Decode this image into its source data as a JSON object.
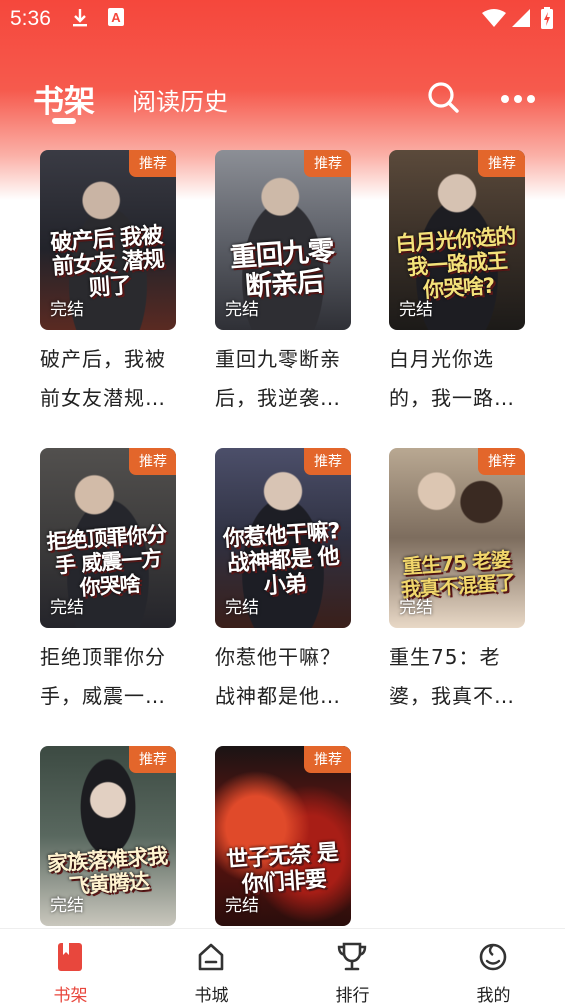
{
  "status": {
    "time": "5:36",
    "icons": [
      "download-icon",
      "a-icon",
      "wifi-icon",
      "signal-icon",
      "battery-icon"
    ]
  },
  "header": {
    "tabs": [
      {
        "label": "书架",
        "active": true
      },
      {
        "label": "阅读历史",
        "active": false
      }
    ],
    "icons": [
      "search-icon",
      "more-icon"
    ]
  },
  "books": [
    {
      "title": "破产后，我被前女友潜规…",
      "cover_text": "破产后 我被前女友 潜规则了",
      "tag": "推荐",
      "status": "完结"
    },
    {
      "title": "重回九零断亲后，我逆袭…",
      "cover_text": "重回九零 断亲后",
      "tag": "推荐",
      "status": "完结"
    },
    {
      "title": "白月光你选的，我一路…",
      "cover_text": "白月光你选的 我一路成王 你哭啥?",
      "tag": "推荐",
      "status": "完结"
    },
    {
      "title": "拒绝顶罪你分手，威震一…",
      "cover_text": "拒绝顶罪你分手 威震一方 你哭啥",
      "tag": "推荐",
      "status": "完结"
    },
    {
      "title": "你惹他干嘛？战神都是他…",
      "cover_text": "你惹他干嘛? 战神都是 他小弟",
      "tag": "推荐",
      "status": "完结"
    },
    {
      "title": "重生75：老婆，我真不…",
      "cover_text": "重生75 老婆 我真不混蛋了",
      "tag": "推荐",
      "status": "完结"
    },
    {
      "title": "",
      "cover_text": "家族落难求我 飞黄腾达",
      "tag": "推荐",
      "status": "完结"
    },
    {
      "title": "",
      "cover_text": "世子无奈 是你们非要",
      "tag": "推荐",
      "status": "完结"
    }
  ],
  "nav": [
    {
      "label": "书架",
      "icon": "bookshelf-icon",
      "active": true
    },
    {
      "label": "书城",
      "icon": "store-icon",
      "active": false
    },
    {
      "label": "排行",
      "icon": "trophy-icon",
      "active": false
    },
    {
      "label": "我的",
      "icon": "profile-icon",
      "active": false
    }
  ],
  "colors": {
    "accent": "#e8473d",
    "header": "#f5473c",
    "tag": "#e3662b"
  }
}
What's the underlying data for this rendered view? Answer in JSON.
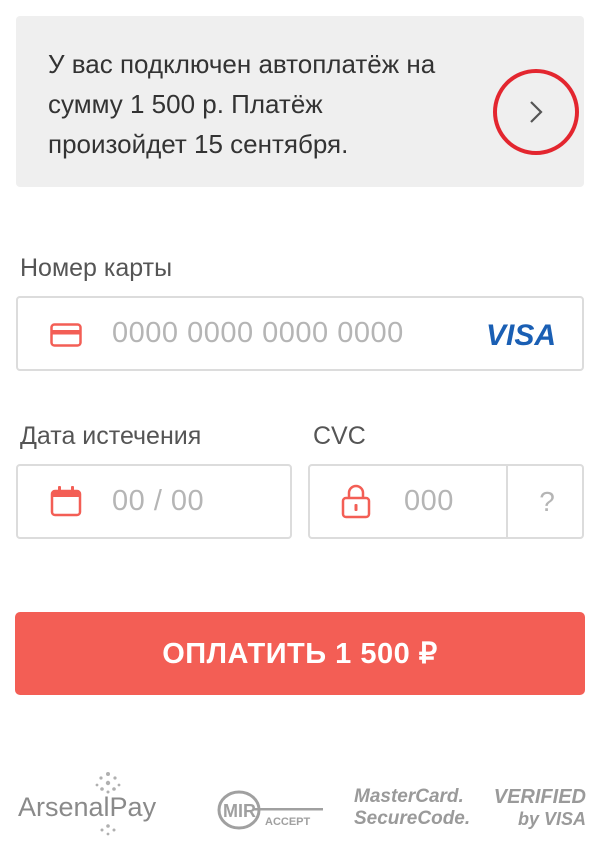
{
  "notice": {
    "text": "У вас подключен автоплатёж на сумму 1 500 р. Платёж произойдет 15 сентября.",
    "arrow_icon": "chevron-right-icon"
  },
  "card": {
    "label": "Номер карты",
    "placeholder": "0000 0000 0000 0000",
    "icon": "credit-card-icon",
    "brand": "VISA"
  },
  "expiry": {
    "label": "Дата истечения",
    "placeholder": "00 / 00",
    "icon": "calendar-icon"
  },
  "cvc": {
    "label": "CVC",
    "placeholder": "000",
    "icon": "lock-icon",
    "help": "?"
  },
  "pay_button": {
    "label": "ОПЛАТИТЬ 1 500 ₽"
  },
  "footer_logos": {
    "arsenalpay": "ArsenalPay",
    "mir_accept": {
      "mir": "MIR",
      "accept": "ACCEPT"
    },
    "mastercard": {
      "line1": "MasterCard.",
      "line2": "SecureCode."
    },
    "verified_visa": {
      "line1": "VERIFIED",
      "line2": "by VISA"
    }
  },
  "colors": {
    "accent": "#f35e55",
    "highlight_ring": "#e3262f",
    "visa_blue": "#1a5fb4",
    "placeholder": "#b5b5b5"
  }
}
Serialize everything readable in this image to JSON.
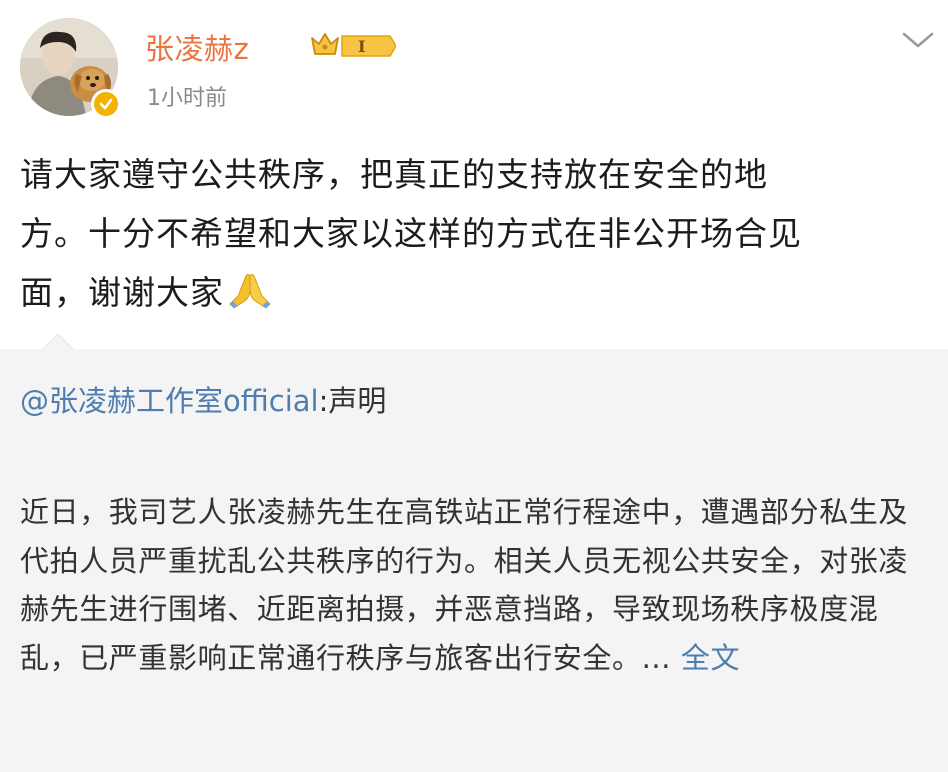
{
  "post": {
    "username": "张凌赫z",
    "vip_level": "I",
    "timestamp": "1小时前",
    "text_line1": "请大家遵守公共秩序，把真正的支持放在安全的地",
    "text_line2": "方。十分不希望和大家以这样的方式在非公开场合见",
    "text_line3": "面，谢谢大家",
    "emoji": "pray-emoji"
  },
  "repost": {
    "author": "@张凌赫工作室official",
    "separator": ":",
    "title": "声明",
    "text": "近日，我司艺人张凌赫先生在高铁站正常行程途中，遭遇部分私生及代拍人员严重扰乱公共秩序的行为。相关人员无视公共安全，对张凌赫先生进行围堵、近距离拍摄，并恶意挡路，导致现场秩序极度混乱，已严重影响正常通行秩序与旅客出行安全。",
    "ellipsis": "... ",
    "full_text_link": "全文"
  },
  "colors": {
    "username": "#eb7340",
    "link": "#507daf",
    "repost_bg": "#f4f4f4",
    "verify_badge": "#f2b400",
    "timestamp": "#8a8a8a"
  }
}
***
**DESCRIPTION OF THE TASK:** Quote verbatim every line starting at the line that contains "Serialize everything readable" and ending with the last line of the records; omit all pictures.

**FULL SOLUTION:**
Serialize everything readable in this image to JSON.
{
  "post": {
    "username": "张凌赫z",
    "vip_level": "I",
    "timestamp": "1小时前",
    "text_line1": "请大家遵守公共秩序，把真正的支持放在安全的地",
    "text_line2": "方。十分不希望和大家以这样的方式在非公开场合见",
    "text_line3": "面，谢谢大家",
    "emoji": "pray-emoji"
  },
  "repost": {
    "author": "@张凌赫工作室official",
    "separator": ":",
    "title": "声明",
    "text": "近日，我司艺人张凌赫先生在高铁站正常行程途中，遭遇部分私生及代拍人员严重扰乱公共秩序的行为。相关人员无视公共安全，对张凌赫先生进行围堵、近距离拍摄，并恶意挡路，导致现场秩序极度混乱，已严重影响正常通行秩序与旅客出行安全。",
    "ellipsis": "... ",
    "full_text_link": "全文"
  },
  "colors": {
    "username": "#eb7340",
    "link": "#507daf",
    "repost_bg": "#f4f4f4",
    "verify_badge": "#f2b400",
    "timestamp": "#8a8a8a"
  }
}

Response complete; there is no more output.